** start of Records for processing **

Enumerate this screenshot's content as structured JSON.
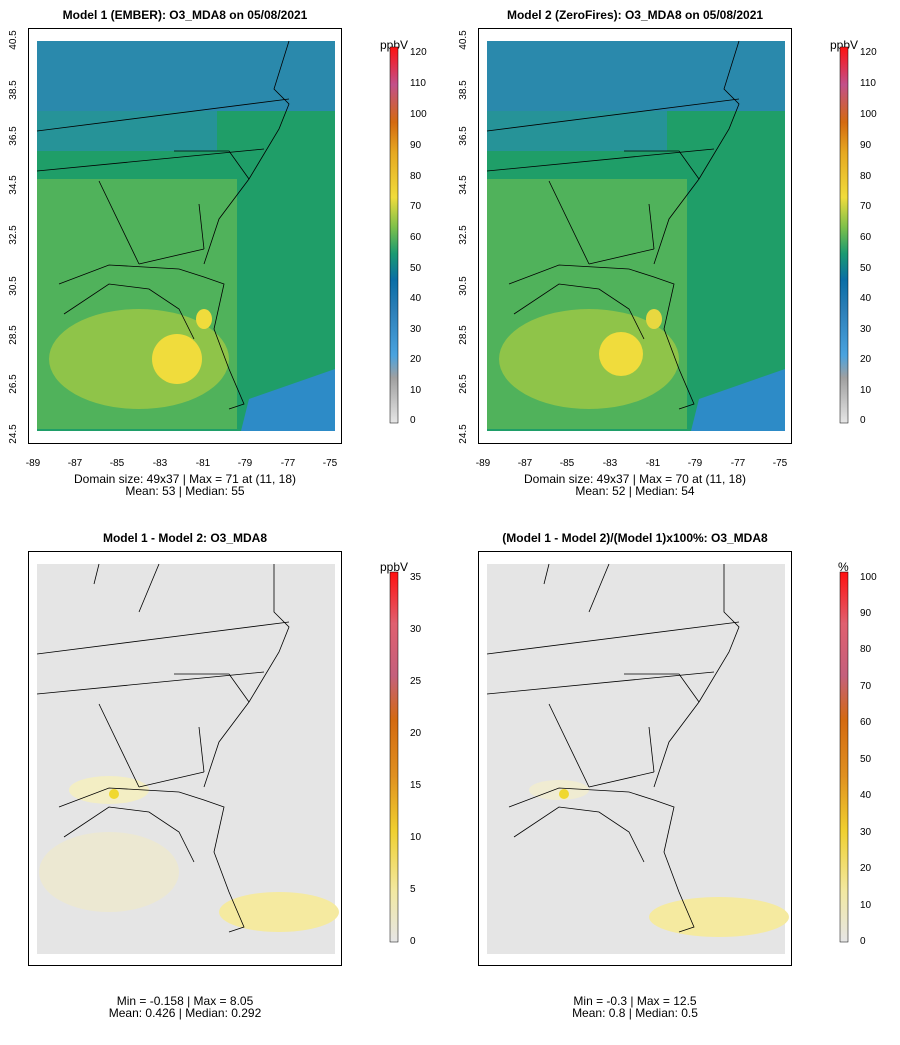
{
  "panels": [
    {
      "title": "Model 1 (EMBER): O3_MDA8 on 05/08/2021",
      "stats_line1": "Domain size: 49x37 | Max = 71 at (11, 18)",
      "stats_line2": "Mean: 53 |  Median: 55",
      "x_ticks": [
        "-89",
        "-87",
        "-85",
        "-83",
        "-81",
        "-79",
        "-77",
        "-75"
      ],
      "y_ticks": [
        "40.5",
        "38.5",
        "36.5",
        "34.5",
        "32.5",
        "30.5",
        "28.5",
        "26.5",
        "24.5"
      ],
      "colorbar": {
        "unit": "ppbV",
        "ticks": [
          "120",
          "110",
          "100",
          "90",
          "80",
          "70",
          "60",
          "50",
          "40",
          "30",
          "20",
          "10",
          "0"
        ]
      }
    },
    {
      "title": "Model 2 (ZeroFires): O3_MDA8 on 05/08/2021",
      "stats_line1": "Domain size: 49x37 | Max = 70 at (11, 18)",
      "stats_line2": "Mean: 52 |  Median: 54",
      "x_ticks": [
        "-89",
        "-87",
        "-85",
        "-83",
        "-81",
        "-79",
        "-77",
        "-75"
      ],
      "y_ticks": [
        "40.5",
        "38.5",
        "36.5",
        "34.5",
        "32.5",
        "30.5",
        "28.5",
        "26.5",
        "24.5"
      ],
      "colorbar": {
        "unit": "ppbV",
        "ticks": [
          "120",
          "110",
          "100",
          "90",
          "80",
          "70",
          "60",
          "50",
          "40",
          "30",
          "20",
          "10",
          "0"
        ]
      }
    },
    {
      "title": "Model 1 - Model 2: O3_MDA8",
      "stats_line1": "Min = -0.158 | Max = 8.05",
      "stats_line2": "Mean: 0.426 |  Median: 0.292",
      "colorbar": {
        "unit": "ppbV",
        "ticks": [
          "35",
          "30",
          "25",
          "20",
          "15",
          "10",
          "5",
          "0"
        ]
      }
    },
    {
      "title": "(Model 1 - Model 2)/(Model 1)x100%: O3_MDA8",
      "stats_line1": "Min = -0.3 | Max = 12.5",
      "stats_line2": "Mean: 0.8 |  Median: 0.5",
      "colorbar": {
        "unit": "%",
        "ticks": [
          "100",
          "90",
          "80",
          "70",
          "60",
          "50",
          "40",
          "30",
          "20",
          "10",
          "0"
        ]
      }
    }
  ],
  "colors": {
    "abs_scale": [
      "#d9d9d9",
      "#a6a6a6",
      "#4aa3df",
      "#2c7fb8",
      "#0a6ea6",
      "#1a9a72",
      "#3aaa5c",
      "#7cc04a",
      "#f0dc3c",
      "#e6a820",
      "#d46a10",
      "#c2508a",
      "#f03030"
    ],
    "diff_scale": [
      "#e0e0e0",
      "#f5eaa0",
      "#f0d030",
      "#e09020",
      "#d46a10",
      "#c4607c",
      "#e83040",
      "#ff1010"
    ],
    "map_bg_diff": "#e5e5e5"
  }
}
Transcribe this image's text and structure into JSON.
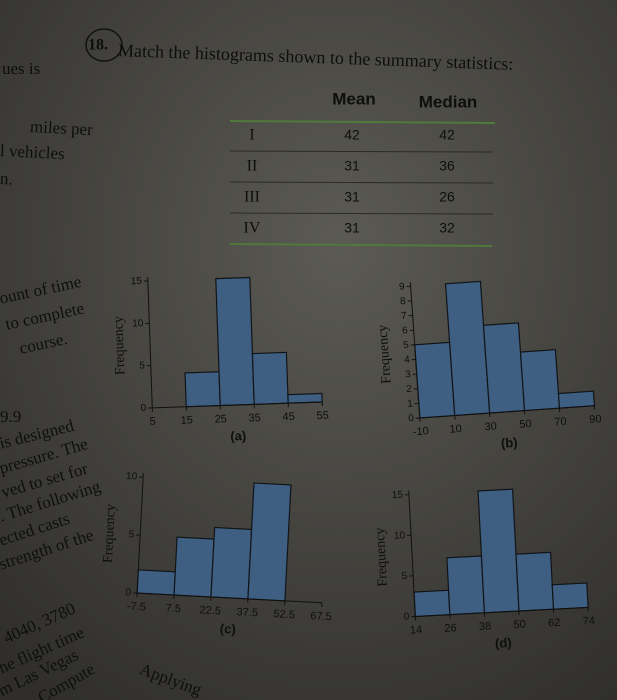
{
  "header": {
    "number": "18.",
    "question": "Match the histograms shown to the summary statistics:"
  },
  "table": {
    "columns": [
      "Mean",
      "Median"
    ],
    "rows": [
      [
        "I",
        "42",
        "42"
      ],
      [
        "II",
        "31",
        "36"
      ],
      [
        "III",
        "31",
        "26"
      ],
      [
        "IV",
        "31",
        "32"
      ]
    ]
  },
  "histograms": [
    {
      "label": "(a)",
      "y_label": "Frequency",
      "bins": [
        15,
        25,
        35,
        45,
        55
      ],
      "counts": [
        4,
        15,
        6,
        1
      ],
      "xlim": [
        5,
        55
      ],
      "ylim": [
        0,
        15
      ],
      "xticks": [
        5,
        15,
        25,
        35,
        45,
        55
      ],
      "yticks": [
        0,
        5,
        10,
        15
      ]
    },
    {
      "label": "(b)",
      "y_label": "Frequency",
      "bins": [
        -10,
        10,
        30,
        50,
        70,
        90
      ],
      "counts": [
        5,
        9,
        6,
        4,
        1
      ],
      "xlim": [
        -10,
        90
      ],
      "ylim": [
        0,
        9
      ],
      "xticks": [
        -10,
        10,
        30,
        50,
        70,
        90
      ],
      "yticks": [
        0,
        1,
        2,
        3,
        4,
        5,
        6,
        7,
        8,
        9
      ]
    },
    {
      "label": "(c)",
      "y_label": "Frequency",
      "bins": [
        -7.5,
        7.5,
        22.5,
        37.5,
        52.5
      ],
      "counts": [
        2,
        5,
        6,
        10
      ],
      "xlim": [
        -7.5,
        67.5
      ],
      "ylim": [
        0,
        10
      ],
      "xticks": [
        -7.5,
        7.5,
        22.5,
        37.5,
        52.5,
        67.5
      ],
      "yticks": [
        0,
        5,
        10
      ]
    },
    {
      "label": "(d)",
      "y_label": "Frequency",
      "bins": [
        14,
        26,
        38,
        50,
        62,
        74
      ],
      "counts": [
        3,
        7,
        15,
        7,
        3
      ],
      "xlim": [
        14,
        74
      ],
      "ylim": [
        0,
        15
      ],
      "xticks": [
        14,
        26,
        38,
        50,
        62,
        74
      ],
      "yticks": [
        0,
        5,
        10,
        15
      ]
    }
  ],
  "margin": [
    "ues is",
    "miles per",
    "l vehicles",
    "n.",
    "ount of time",
    "to complete",
    "course.",
    "9.9",
    "is designed",
    "pressure. The",
    "ved to set for",
    ". The following",
    "ected casts",
    "strength of the",
    "4040, 3780",
    "he flight time",
    "m Las Vegas",
    "Compute",
    "Applying"
  ]
}
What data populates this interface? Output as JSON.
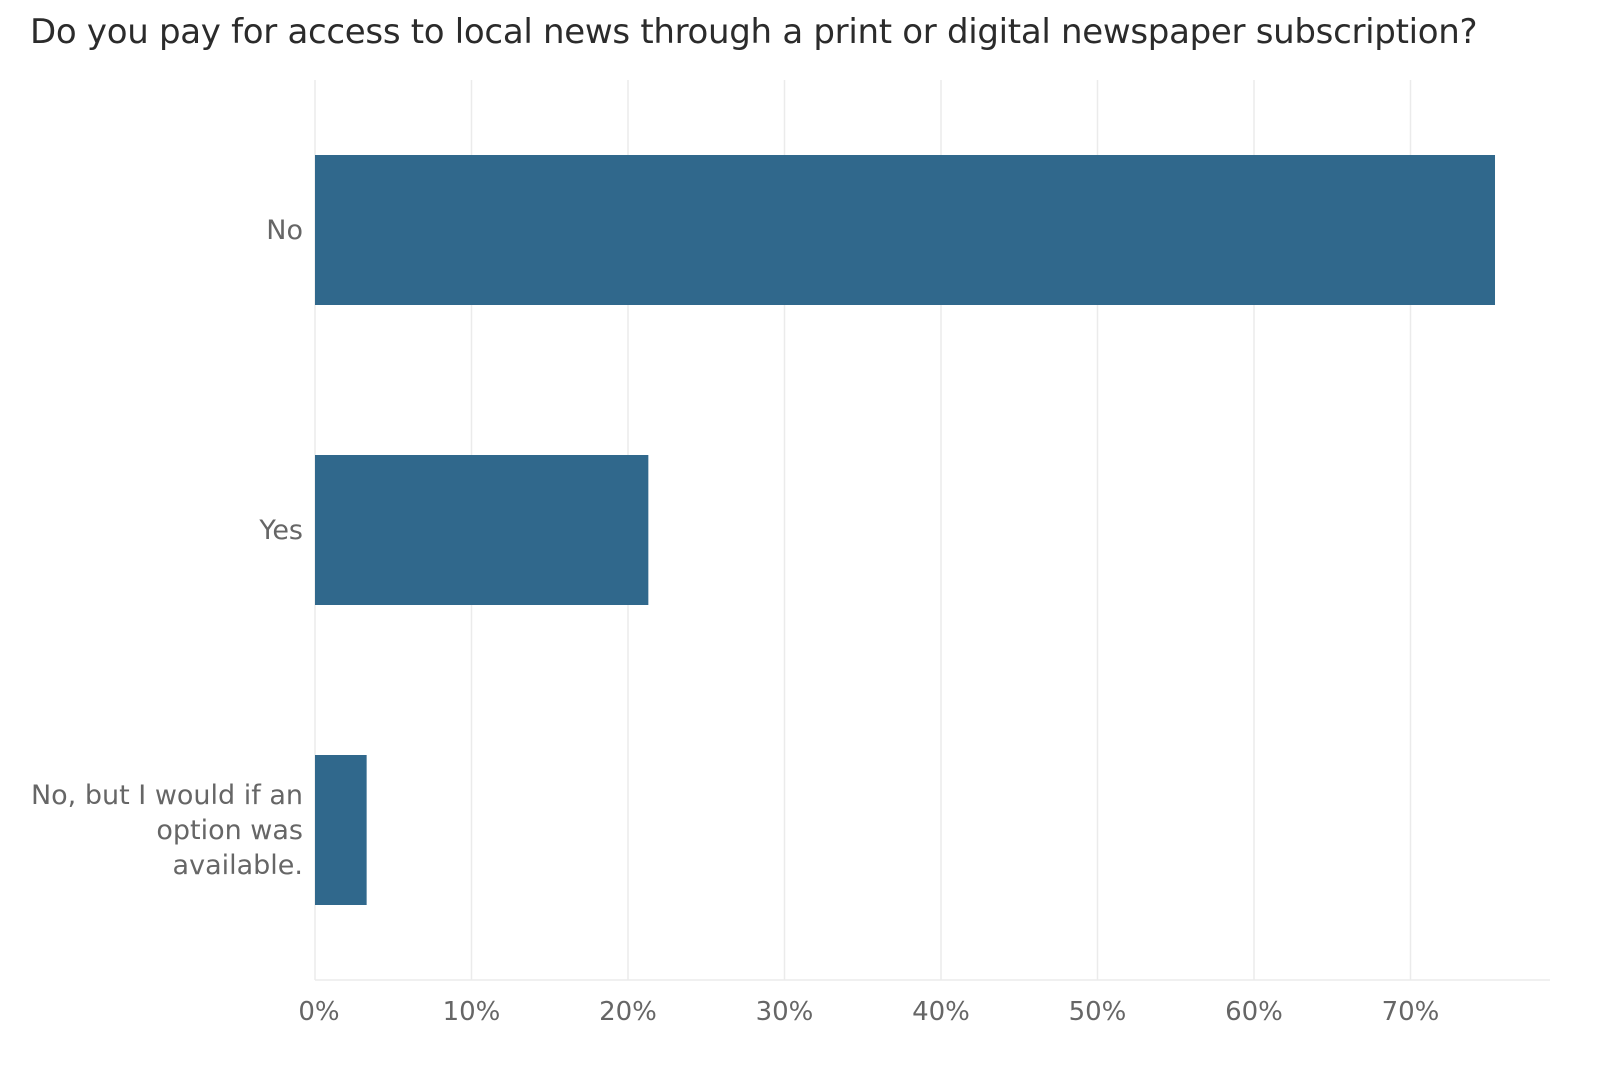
{
  "chart_data": {
    "type": "bar",
    "orientation": "horizontal",
    "title": "Do you pay for access to local news through a print or digital newspaper subscription?",
    "categories": [
      "No",
      "Yes",
      "No, but I would if an option was available."
    ],
    "category_lines": [
      [
        "No"
      ],
      [
        "Yes"
      ],
      [
        "No, but I would if an",
        "option was",
        "available."
      ]
    ],
    "values": [
      75.4,
      21.3,
      3.3
    ],
    "value_unit": "%",
    "xlim": [
      0,
      79
    ],
    "xticks": [
      0,
      10,
      20,
      30,
      40,
      50,
      60,
      70
    ],
    "xtick_labels": [
      "0%",
      "10%",
      "20%",
      "30%",
      "40%",
      "50%",
      "60%",
      "70%"
    ],
    "xlabel": "",
    "ylabel": "",
    "grid": "vertical",
    "bar_color": "#30688c",
    "grid_color": "#ebebeb"
  }
}
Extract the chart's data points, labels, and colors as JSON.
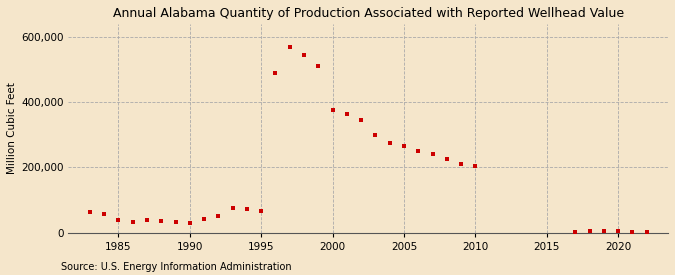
{
  "title": "Annual Alabama Quantity of Production Associated with Reported Wellhead Value",
  "ylabel": "Million Cubic Feet",
  "source": "Source: U.S. Energy Information Administration",
  "background_color": "#f5e6cb",
  "plot_bg_color": "#f5e6cb",
  "marker_color": "#cc0000",
  "years": [
    1983,
    1984,
    1985,
    1986,
    1987,
    1988,
    1989,
    1990,
    1991,
    1992,
    1993,
    1994,
    1995,
    1996,
    1997,
    1998,
    1999,
    2000,
    2001,
    2002,
    2003,
    2004,
    2005,
    2006,
    2007,
    2008,
    2009,
    2010,
    2017,
    2018,
    2019,
    2020,
    2021,
    2022
  ],
  "values": [
    62000,
    57000,
    38000,
    33000,
    37000,
    35000,
    32000,
    30000,
    42000,
    50000,
    75000,
    73000,
    65000,
    490000,
    570000,
    545000,
    510000,
    375000,
    365000,
    345000,
    300000,
    275000,
    265000,
    250000,
    240000,
    225000,
    210000,
    205000,
    3000,
    4000,
    5000,
    5000,
    3000,
    2000
  ],
  "ylim": [
    0,
    640000
  ],
  "xlim": [
    1981.5,
    2023.5
  ],
  "yticks": [
    0,
    200000,
    400000,
    600000
  ],
  "xticks": [
    1985,
    1990,
    1995,
    2000,
    2005,
    2010,
    2015,
    2020
  ],
  "grid_color": "#aaaaaa",
  "title_fontsize": 9,
  "tick_fontsize": 7.5,
  "ylabel_fontsize": 7.5,
  "source_fontsize": 7
}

** end of Records for processing **

_Written instruction_
Using the data above, copy each line that contains "would".

_Result of the exercise_
      "No, but I would if an option was available."
        "No, but I would if an",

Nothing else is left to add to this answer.